→ RAW DATA
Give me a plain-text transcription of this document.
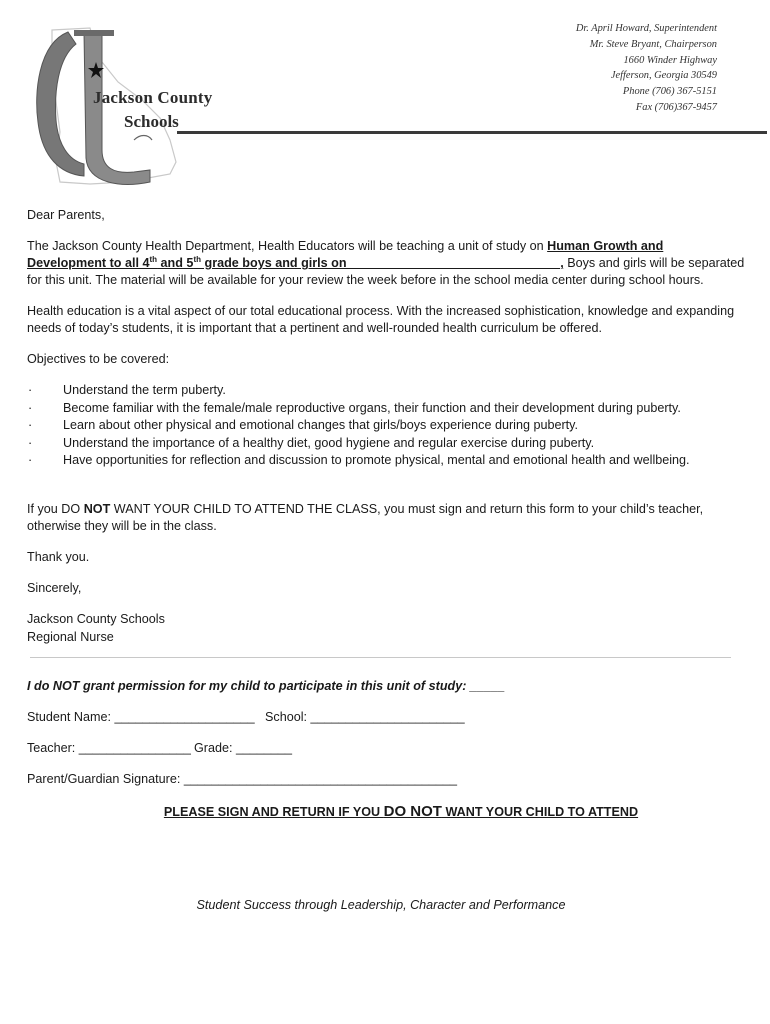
Jackson County
Schools
Dr. April Howard, Superintendent
Mr. Steve Bryant, Chairperson
1660 Winder Highway
Jefferson, Georgia 30549
Phone (706) 367-5151
Fax (706)367-9457
Dear Parents,
The Jackson County Health Department, Health Educators will be teaching a unit of study on Human Growth and
Development to all 4th and 5th grade boys and girls on ______________________________, Boys and girls will be separated
for this unit. The material will be available for your review the week before in the school media center during school hours.
Health education is a vital aspect of our total educational process. With the increased sophistication, knowledge and expanding
needs of today’s students, it is important that a pertinent and well-rounded health curriculum be offered.
Objectives to be covered:
· Understand the term puberty.
· Become familiar with the female/male reproductive organs, their function and their development during puberty.
· Learn about other physical and emotional changes that girls/boys experience during puberty.
· Understand the importance of a healthy diet, good hygiene and regular exercise during puberty.
· Have opportunities for reflection and discussion to promote physical, mental and emotional health and wellbeing.
If you DO NOT WANT YOUR CHILD TO ATTEND THE CLASS, you must sign and return this form to your child’s teacher,
otherwise they will be in the class.
Thank you.
Sincerely,
Jackson County Schools
Regional Nurse
I do NOT grant permission for my child to participate in this unit of study: _____
Student Name: ____________________ School: ______________________
Teacher: ________________ Grade: ________
Parent/Guardian Signature: _______________________________________
PLEASE SIGN AND RETURN IF YOU DO NOT WANT YOUR CHILD TO ATTEND
Student Success through Leadership, Character and Performance
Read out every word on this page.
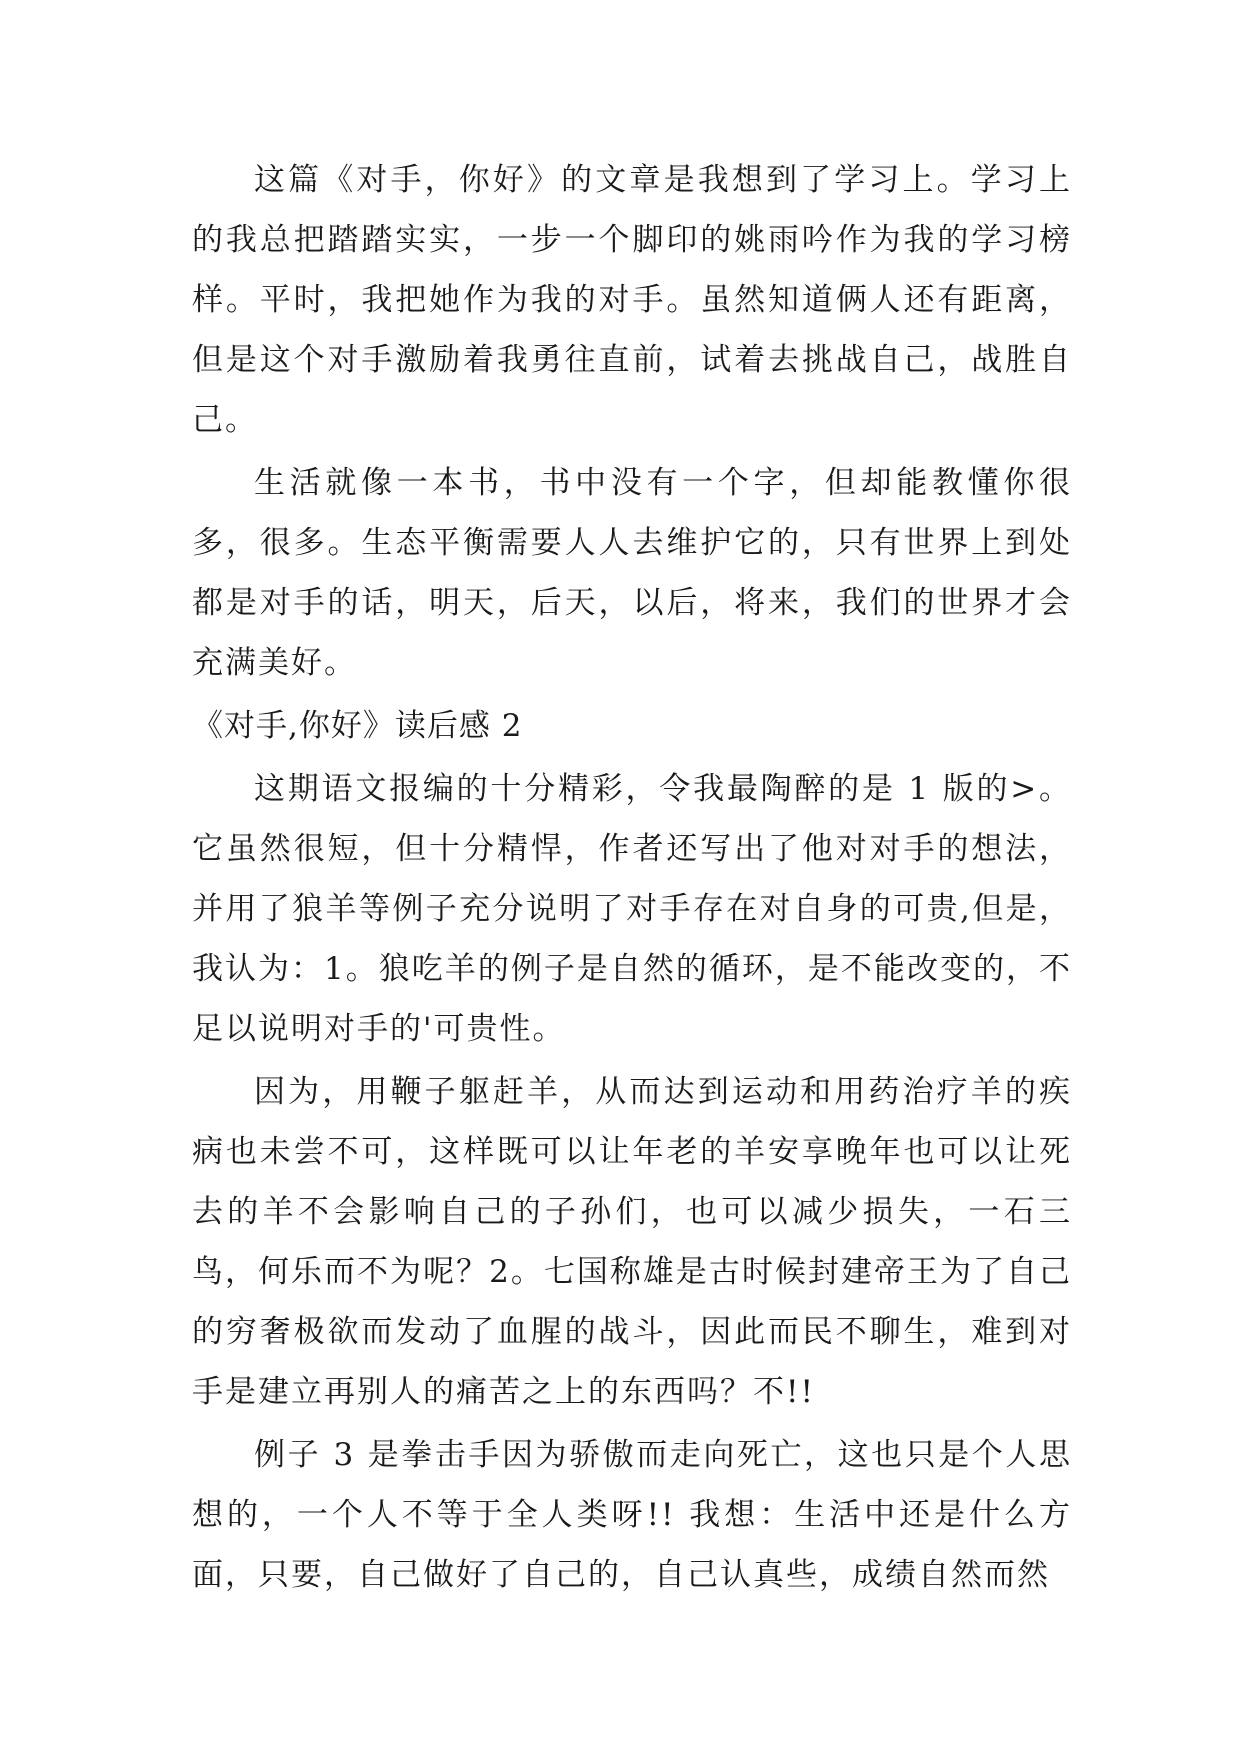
这篇《对手，你好》的文章是我想到了学习上。学习上的我总把踏踏实实，一步一个脚印的姚雨吟作为我的学习榜样。平时，我把她作为我的对手。虽然知道俩人还有距离，但是这个对手激励着我勇往直前，试着去挑战自己，战胜自己。

生活就像一本书，书中没有一个字，但却能教懂你很多，很多。生态平衡需要人人去维护它的，只有世界上到处都是对手的话，明天，后天，以后，将来，我们的世界才会充满美好。

《对手,你好》读后感 2

这期语文报编的十分精彩，令我最陶醉的是 1 版的>。它虽然很短，但十分精悍，作者还写出了他对对手的想法，并用了狼羊等例子充分说明了对手存在对自身的可贵,但是，我认为：1。狼吃羊的例子是自然的循环，是不能改变的，不足以说明对手的'可贵性。

因为，用鞭子躯赶羊，从而达到运动和用药治疗羊的疾病也未尝不可，这样既可以让年老的羊安享晚年也可以让死去的羊不会影响自己的子孙们，也可以减少损失，一石三鸟，何乐而不为呢？2。七国称雄是古时候封建帝王为了自己的穷奢极欲而发动了血腥的战斗，因此而民不聊生，难到对手是建立再别人的痛苦之上的东西吗？不!!

例子 3 是拳击手因为骄傲而走向死亡，这也只是个人思想的，一个人不等于全人类呀!! 我想：生活中还是什么方面，只要，自己做好了自己的，自己认真些，成绩自然而然
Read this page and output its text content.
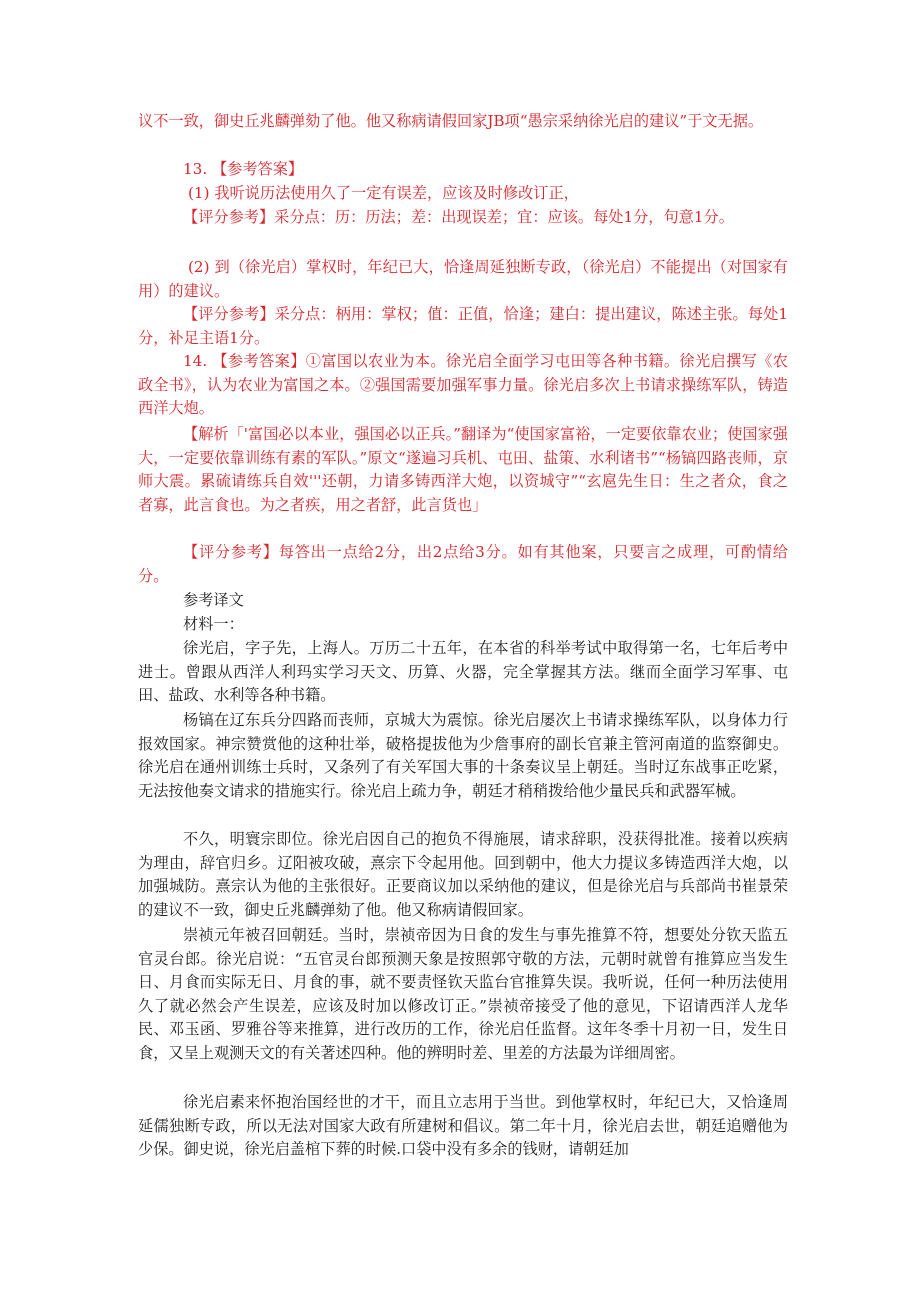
议不一致，御史丘兆麟弹劾了他。他又称病请假回家JB项“愚宗采纳徐光启的建议”于文无据。

13. 【参考答案】

(1) 我听说历法使用久了一定有误差，应该及时修改订正，

【评分参考】采分点：历：历法；差：出现误差；宜：应该。每处1分，句意1分。

(2) 到（徐光启）掌权时，年纪已大，恰逢周延独断专政，（徐光启）不能提出（对国家有用）的建议。

【评分参考】采分点：柄用：掌权；值：正值，恰逢；建白：提出建议，陈述主张。每处1分，补足主语1分。

14. 【参考答案】①富国以农业为本。徐光启全面学习屯田等各种书籍。徐光启撰写《农政全书》，认为农业为富国之本。②强国需要加强军事力量。徐光启多次上书请求操练军队，铸造西洋大炮。

【解析「'富国必以本业，强国必以正兵。”翻译为“使国家富裕，一定要依靠农业；使国家强大，一定要依靠训练有素的军队。”原文“遂遍习兵机、屯田、盐策、水利诸书”“杨镐四路丧师，京师大震。累硫请练兵自效'''还朝，力请多铸西洋大炮，以资城守”“玄扈先生日：生之者众，食之者寡，此言食也。为之者疾，用之者舒，此言货也」

【评分参考】每答出一点给2分，出2点给3分。如有其他案，只要言之成理，可酌情给分。

参考译文

材料一：

徐光启，字子先，上海人。万历二十五年，在本省的科举考试中取得第一名，七年后考中进士。曾跟从西洋人利玛实学习天文、历算、火器，完全掌握其方法。继而全面学习军事、屯田、盐政、水利等各种书籍。

杨镐在辽东兵分四路而丧师，京城大为震惊。徐光启屡次上书请求操练军队，以身体力行报效国家。神宗赞赏他的这种壮举，破格提拔他为少詹事府的副长官兼主管河南道的监察御史。徐光启在通州训练士兵时，又条列了有关军国大事的十条奏议呈上朝廷。当时辽东战事正吃紧，无法按他奏文请求的措施实行。徐光启上疏力争，朝廷才稍稍拨给他少量民兵和武器军械。

不久，明寰宗即位。徐光启因自己的抱负不得施展，请求辞职，没获得批准。接着以疾病为理由，辞官归乡。辽阳被攻破，熹宗下令起用他。回到朝中，他大力提议多铸造西洋大炮，以加强城防。熹宗认为他的主张很好。正要商议加以采纳他的建议，但是徐光启与兵部尚书崔景荣的建议不一致，御史丘兆麟弹劾了他。他又称病请假回家。

崇祯元年被召回朝廷。当时，崇祯帝因为日食的发生与事先推算不符，想要处分钦天监五官灵台郎。徐光启说：“五官灵台郎预测天象是按照郭守敬的方法，元朝时就曾有推算应当发生日、月食而实际无日、月食的事，就不要责怪钦天监台官推算失误。我听说，任何一种历法使用久了就必然会产生误差，应该及时加以修改订正。”崇祯帝接受了他的意见，下诏请西洋人龙华民、邓玉函、罗雅谷等来推算，进行改历的工作，徐光启任监督。这年冬季十月初一日，发生日食，又呈上观测天文的有关著述四种。他的辨明时差、里差的方法最为详细周密。

徐光启素来怀抱治国经世的才干，而且立志用于当世。到他掌权时，年纪已大，又恰逢周延儒独断专政，所以无法对国家大政有所建树和倡议。第二年十月，徐光启去世，朝廷追赠他为少保。御史说，徐光启盖棺下葬的时候.口袋中没有多余的钱财，请朝廷加
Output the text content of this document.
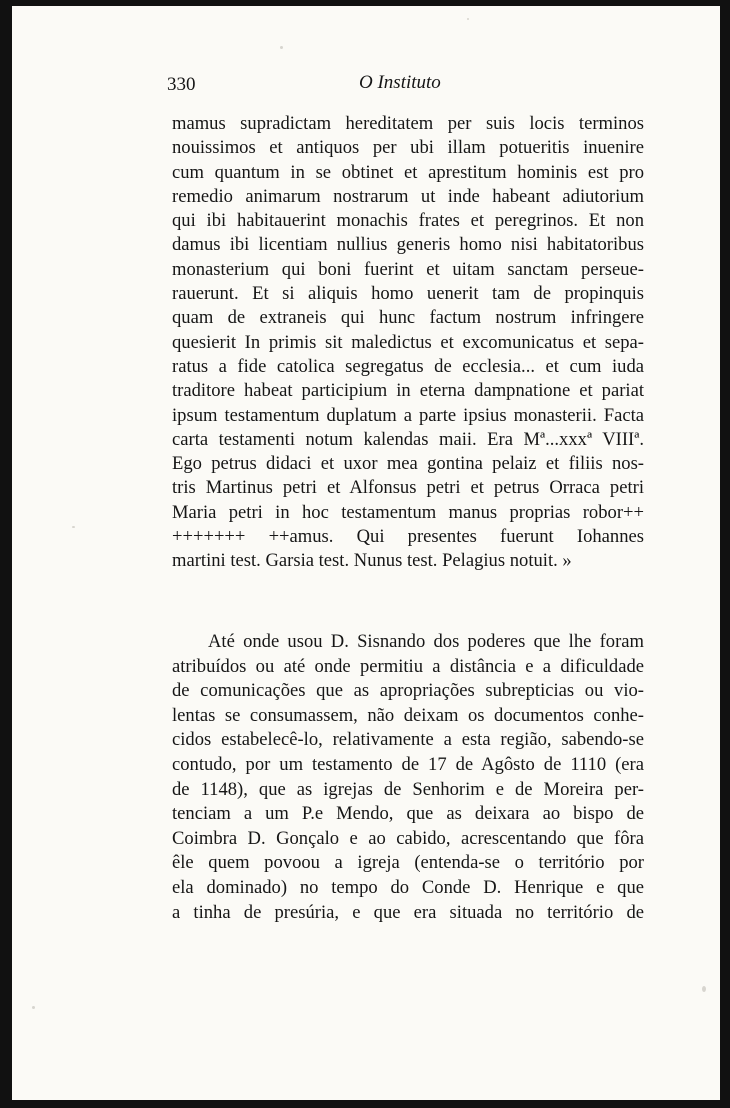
330	O Instituto
mamus supradictam hereditatem per suis locis terminos
nouissimos et antiquos per ubi illam potueritis inuenire
cum quantum in se obtinet et aprestitum hominis est pro
remedio animarum nostrarum ut inde habeant adiutorium
qui ibi habitauerint monachis frates et peregrinos. Et non
damus ibi licentiam nullius generis homo nisi habitatoribus
monasterium qui boni fuerint et uitam sanctam perseue-
rauerunt. Et si aliquis homo uenerit tam de propinquis
quam de extraneis qui hunc factum nostrum infringere
quesierit In primis sit maledictus et excomunicatus et sepa-
ratus a fide catolica segregatus de ecclesia... et cum iuda
traditore habeat participium in eterna dampnatione et pariat
ipsum testamentum duplatum a parte ipsius monasterii. Facta
carta testamenti notum kalendas maii. Era Mª...xxxª VIIIª.
Ego petrus didaci et uxor mea gontina pelaiz et filiis nos-
tris Martinus petri et Alfonsus petri et petrus Orraca petri
Maria petri in hoc testamentum manus proprias robor++
+++++++ ++amus. Qui presentes fuerunt Iohannes
martini test. Garsia test. Nunus test. Pelagius notuit. »
Até onde usou D. Sisnando dos poderes que lhe foram
atribuídos ou até onde permitiu a distância e a dificuldade
de comunicações que as apropriações subrepticias ou vio-
lentas se consumassem, não deixam os documentos conhe-
cidos estabelecê-lo, relativamente a esta região, sabendo-se
contudo, por um testamento de 17 de Agôsto de 1110 (era
de 1148), que as igrejas de Senhorim e de Moreira per-
tenciam a um P.e Mendo, que as deixara ao bispo de
Coimbra D. Gonçalo e ao cabido, acrescentando que fôra
êle quem povoou a igreja (entenda-se o território por
ela dominado) no tempo do Conde D. Henrique e que
a tinha de presúria, e que era situada no território de
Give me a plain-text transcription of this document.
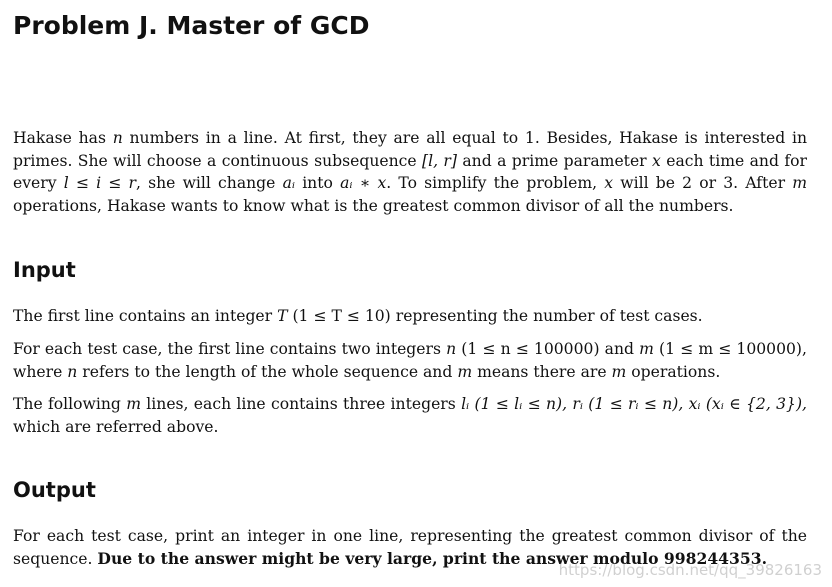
Problem J. Master of GCD

Hakase has n numbers in a line. At first, they are all equal to 1. Besides, Hakase is interested in primes. She will choose a continuous subsequence [l, r] and a prime parameter x each time and for every l ≤ i ≤ r, she will change aᵢ into aᵢ ∗ x. To simplify the problem, x will be 2 or 3. After m operations, Hakase wants to know what is the greatest common divisor of all the numbers.

Input

The first line contains an integer T (1 ≤ T ≤ 10) representing the number of test cases.

For each test case, the first line contains two integers n (1 ≤ n ≤ 100000) and m (1 ≤ m ≤ 100000), where n refers to the length of the whole sequence and m means there are m operations.

The following m lines, each line contains three integers lᵢ (1 ≤ lᵢ ≤ n), rᵢ (1 ≤ rᵢ ≤ n), xᵢ (xᵢ ∈ {2, 3}), which are referred above.

Output

For each test case, print an integer in one line, representing the greatest common divisor of the sequence. Due to the answer might be very large, print the answer modulo 998244353.

https://blog.csdn.net/qq_39826163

→ EXERCISE OBJECTIVE
Copy each line from the data above that includes "representing".

→ SOLUTION TO THIS TASK
The first line contains an integer T (1 ≤ T ≤ 10) representing the number of test cases.
For each test case, print an integer in one line, representing the greatest common divisor of the sequence. Due to the answer might be very large, print the answer modulo 998244353.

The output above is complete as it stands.